→ **Entries supplied**:
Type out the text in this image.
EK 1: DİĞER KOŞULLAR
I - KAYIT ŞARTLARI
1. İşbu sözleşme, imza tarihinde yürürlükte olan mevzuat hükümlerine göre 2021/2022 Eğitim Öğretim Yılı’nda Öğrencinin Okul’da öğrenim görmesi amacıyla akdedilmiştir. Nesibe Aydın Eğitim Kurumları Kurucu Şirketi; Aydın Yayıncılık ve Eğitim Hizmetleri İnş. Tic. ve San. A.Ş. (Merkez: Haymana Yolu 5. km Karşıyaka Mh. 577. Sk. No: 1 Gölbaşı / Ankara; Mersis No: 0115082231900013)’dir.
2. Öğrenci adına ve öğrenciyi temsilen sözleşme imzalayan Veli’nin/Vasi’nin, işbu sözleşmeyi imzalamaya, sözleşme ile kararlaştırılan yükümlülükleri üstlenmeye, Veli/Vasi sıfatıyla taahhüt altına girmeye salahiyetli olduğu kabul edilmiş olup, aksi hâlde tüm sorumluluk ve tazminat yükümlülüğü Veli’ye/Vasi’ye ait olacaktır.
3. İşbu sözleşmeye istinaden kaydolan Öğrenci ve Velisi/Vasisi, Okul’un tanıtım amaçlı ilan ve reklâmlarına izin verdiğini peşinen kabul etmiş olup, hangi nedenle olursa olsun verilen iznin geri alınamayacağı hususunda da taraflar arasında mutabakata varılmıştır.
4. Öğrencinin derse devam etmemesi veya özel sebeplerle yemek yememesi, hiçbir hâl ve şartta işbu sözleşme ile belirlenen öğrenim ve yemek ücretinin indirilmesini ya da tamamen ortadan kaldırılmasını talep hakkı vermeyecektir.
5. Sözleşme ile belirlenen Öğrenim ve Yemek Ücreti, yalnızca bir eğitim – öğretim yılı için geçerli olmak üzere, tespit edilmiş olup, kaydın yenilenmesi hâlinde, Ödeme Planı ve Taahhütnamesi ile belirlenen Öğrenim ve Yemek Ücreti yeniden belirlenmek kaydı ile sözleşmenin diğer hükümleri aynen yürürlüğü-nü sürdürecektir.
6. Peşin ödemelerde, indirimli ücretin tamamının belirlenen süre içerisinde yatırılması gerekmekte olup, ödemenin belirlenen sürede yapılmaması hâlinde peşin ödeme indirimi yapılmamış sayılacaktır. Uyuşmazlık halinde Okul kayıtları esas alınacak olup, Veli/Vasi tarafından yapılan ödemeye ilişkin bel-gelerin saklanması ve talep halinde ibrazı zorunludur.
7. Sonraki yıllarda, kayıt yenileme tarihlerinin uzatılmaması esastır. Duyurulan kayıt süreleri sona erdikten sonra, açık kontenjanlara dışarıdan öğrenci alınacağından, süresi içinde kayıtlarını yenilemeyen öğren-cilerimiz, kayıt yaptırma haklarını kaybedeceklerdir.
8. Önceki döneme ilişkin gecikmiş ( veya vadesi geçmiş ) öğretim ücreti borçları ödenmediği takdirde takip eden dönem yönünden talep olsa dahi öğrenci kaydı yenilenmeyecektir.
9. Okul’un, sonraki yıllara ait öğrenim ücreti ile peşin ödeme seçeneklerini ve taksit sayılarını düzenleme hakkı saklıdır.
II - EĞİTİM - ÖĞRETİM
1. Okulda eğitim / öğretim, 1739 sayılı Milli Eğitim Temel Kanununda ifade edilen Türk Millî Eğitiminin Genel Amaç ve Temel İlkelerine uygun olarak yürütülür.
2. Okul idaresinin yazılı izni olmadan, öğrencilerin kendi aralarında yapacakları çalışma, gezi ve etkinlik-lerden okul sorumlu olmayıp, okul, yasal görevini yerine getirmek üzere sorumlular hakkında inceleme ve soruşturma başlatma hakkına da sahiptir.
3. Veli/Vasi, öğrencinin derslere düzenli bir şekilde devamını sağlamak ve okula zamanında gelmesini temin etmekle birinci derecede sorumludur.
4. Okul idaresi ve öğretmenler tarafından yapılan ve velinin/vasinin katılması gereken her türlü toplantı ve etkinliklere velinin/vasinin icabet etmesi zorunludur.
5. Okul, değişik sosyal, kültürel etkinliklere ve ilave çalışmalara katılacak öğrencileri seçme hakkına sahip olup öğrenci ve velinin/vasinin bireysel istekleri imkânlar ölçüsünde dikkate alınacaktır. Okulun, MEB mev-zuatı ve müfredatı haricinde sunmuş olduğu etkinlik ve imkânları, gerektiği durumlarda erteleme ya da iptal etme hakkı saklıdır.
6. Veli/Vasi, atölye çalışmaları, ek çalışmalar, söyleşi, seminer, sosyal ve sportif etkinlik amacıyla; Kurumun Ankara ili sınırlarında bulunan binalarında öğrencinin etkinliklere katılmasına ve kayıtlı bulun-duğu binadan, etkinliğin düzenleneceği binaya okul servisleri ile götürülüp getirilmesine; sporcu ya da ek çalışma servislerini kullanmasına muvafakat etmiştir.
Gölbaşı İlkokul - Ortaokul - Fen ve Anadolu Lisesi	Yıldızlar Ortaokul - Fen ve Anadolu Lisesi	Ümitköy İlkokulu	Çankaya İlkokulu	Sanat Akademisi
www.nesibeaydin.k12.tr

→ **Exercise instructions**:
Copy all lines of the material above where the string "tarafından" occurs.

→ **Problem solution**:
6. Peşin ödemelerde, indirimli ücretin tamamının belirlenen süre içerisinde yatırılması gerekmekte olup, ödemenin belirlenen sürede yapılmaması hâlinde peşin ödeme indirimi yapılmamış sayılacaktır. Uyuşmazlık halinde Okul kayıtları esas alınacak olup, Veli/Vasi tarafından yapılan ödemeye ilişkin bel-gelerin saklanması ve talep halinde ibrazı zorunludur.
4. Okul idaresi ve öğretmenler tarafından yapılan ve velinin/vasinin katılması gereken her türlü toplantı ve etkinliklere velinin/vasinin icabet etmesi zorunludur.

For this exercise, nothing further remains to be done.